No solo son incorrectas, sino que, usadas a sabiendas, son deshonestas.
De hecho, “falacia” proviene del latín fallacia, por engaño, así que técnicamente significa una falla en un argumento que lo hace engañoso. Lo bueno es que, una vez detectadas, invalidan el argumento.
El filósofo Aristóteles —quien hizo el primer estudio sistemático conocido de las falacias en su De Sophisticis Elenchis (Refutaciones sofísticas)— pensaba que era necesario conocerlas para armarnos contra los errores más seductores y, entonces, describió 13 tipos.
Hoy en día, los filósofos tienen listas de cientos de falacias con nombre propio, pero en esta nota elegimos tres para estar alerta. Todas ellas tienen que ver con políticos que, a menudo, se valen de falacias para justificar lo injustificable o para salir de apuros.

> [Datos proporcionados]
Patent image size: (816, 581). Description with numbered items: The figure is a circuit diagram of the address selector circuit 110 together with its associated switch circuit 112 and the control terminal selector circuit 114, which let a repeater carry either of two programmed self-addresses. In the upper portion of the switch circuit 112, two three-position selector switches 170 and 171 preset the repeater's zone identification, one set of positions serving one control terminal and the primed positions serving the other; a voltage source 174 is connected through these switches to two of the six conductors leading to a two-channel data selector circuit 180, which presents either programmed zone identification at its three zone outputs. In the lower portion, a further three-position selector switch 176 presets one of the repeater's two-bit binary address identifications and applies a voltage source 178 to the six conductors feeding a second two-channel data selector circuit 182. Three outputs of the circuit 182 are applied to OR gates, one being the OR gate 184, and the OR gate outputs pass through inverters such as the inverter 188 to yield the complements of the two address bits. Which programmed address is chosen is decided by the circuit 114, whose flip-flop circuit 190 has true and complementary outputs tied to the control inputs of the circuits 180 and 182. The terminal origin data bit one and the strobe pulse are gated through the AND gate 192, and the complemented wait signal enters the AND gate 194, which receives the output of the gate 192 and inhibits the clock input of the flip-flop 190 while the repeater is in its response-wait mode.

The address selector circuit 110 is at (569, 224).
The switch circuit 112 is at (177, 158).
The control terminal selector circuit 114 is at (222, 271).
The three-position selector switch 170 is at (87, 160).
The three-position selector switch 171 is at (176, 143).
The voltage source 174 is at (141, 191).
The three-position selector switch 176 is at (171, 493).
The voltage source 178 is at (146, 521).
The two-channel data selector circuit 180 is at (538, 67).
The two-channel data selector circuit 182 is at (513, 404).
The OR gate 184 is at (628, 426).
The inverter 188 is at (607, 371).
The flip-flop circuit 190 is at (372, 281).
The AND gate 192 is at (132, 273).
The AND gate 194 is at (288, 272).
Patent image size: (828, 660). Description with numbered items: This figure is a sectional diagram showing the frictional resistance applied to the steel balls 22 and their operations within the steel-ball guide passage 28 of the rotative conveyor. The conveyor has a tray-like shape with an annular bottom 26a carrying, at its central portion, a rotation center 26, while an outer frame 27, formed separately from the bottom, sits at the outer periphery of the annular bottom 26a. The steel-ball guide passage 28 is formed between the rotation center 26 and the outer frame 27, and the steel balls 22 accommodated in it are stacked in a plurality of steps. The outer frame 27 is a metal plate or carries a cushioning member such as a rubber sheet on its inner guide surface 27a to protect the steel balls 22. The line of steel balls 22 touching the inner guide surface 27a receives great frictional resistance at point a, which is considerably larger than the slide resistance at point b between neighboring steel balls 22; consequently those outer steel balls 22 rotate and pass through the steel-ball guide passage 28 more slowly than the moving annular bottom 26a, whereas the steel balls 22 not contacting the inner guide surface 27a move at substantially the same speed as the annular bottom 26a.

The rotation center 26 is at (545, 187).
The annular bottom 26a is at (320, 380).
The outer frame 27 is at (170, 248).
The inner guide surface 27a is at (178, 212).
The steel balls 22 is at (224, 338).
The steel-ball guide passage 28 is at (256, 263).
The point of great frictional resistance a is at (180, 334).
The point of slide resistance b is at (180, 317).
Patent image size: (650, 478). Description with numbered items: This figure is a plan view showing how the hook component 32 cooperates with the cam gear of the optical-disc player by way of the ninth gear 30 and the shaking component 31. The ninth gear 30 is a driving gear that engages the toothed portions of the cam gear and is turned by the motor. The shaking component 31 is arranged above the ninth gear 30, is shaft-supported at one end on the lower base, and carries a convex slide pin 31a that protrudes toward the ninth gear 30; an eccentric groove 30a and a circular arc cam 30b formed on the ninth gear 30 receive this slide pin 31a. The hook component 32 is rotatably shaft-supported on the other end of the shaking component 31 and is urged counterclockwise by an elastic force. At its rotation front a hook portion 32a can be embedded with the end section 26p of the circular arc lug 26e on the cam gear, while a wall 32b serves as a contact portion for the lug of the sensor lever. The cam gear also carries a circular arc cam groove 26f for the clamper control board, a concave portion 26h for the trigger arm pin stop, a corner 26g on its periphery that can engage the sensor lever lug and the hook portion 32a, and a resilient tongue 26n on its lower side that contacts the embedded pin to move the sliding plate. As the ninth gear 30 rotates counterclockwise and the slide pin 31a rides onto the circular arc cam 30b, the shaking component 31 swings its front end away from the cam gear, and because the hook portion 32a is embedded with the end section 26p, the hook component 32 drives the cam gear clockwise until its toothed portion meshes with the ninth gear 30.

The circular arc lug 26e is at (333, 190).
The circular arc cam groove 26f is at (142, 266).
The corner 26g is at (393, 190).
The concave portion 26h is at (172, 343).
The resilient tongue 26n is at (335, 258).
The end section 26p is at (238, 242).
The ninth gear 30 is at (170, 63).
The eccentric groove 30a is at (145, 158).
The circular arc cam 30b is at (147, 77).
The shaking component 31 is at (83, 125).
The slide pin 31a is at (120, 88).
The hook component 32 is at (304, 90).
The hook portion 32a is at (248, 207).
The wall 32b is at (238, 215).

> [Enunciado de la tarea] Copia del fragmento sobre las falacias el tramo desde "El filósofo Aristóteles" hasta "describió 13 tipos.".

> [Respuesta del ejercicio]
El filósofo Aristóteles —quien hizo el primer estudio sistemático conocido de las falacias en su De Sophisticis Elenchis (Refutaciones sofísticas)— pensaba que era necesario conocerlas para armarnos contra los errores más seductores y, entonces, describió 13 tipos.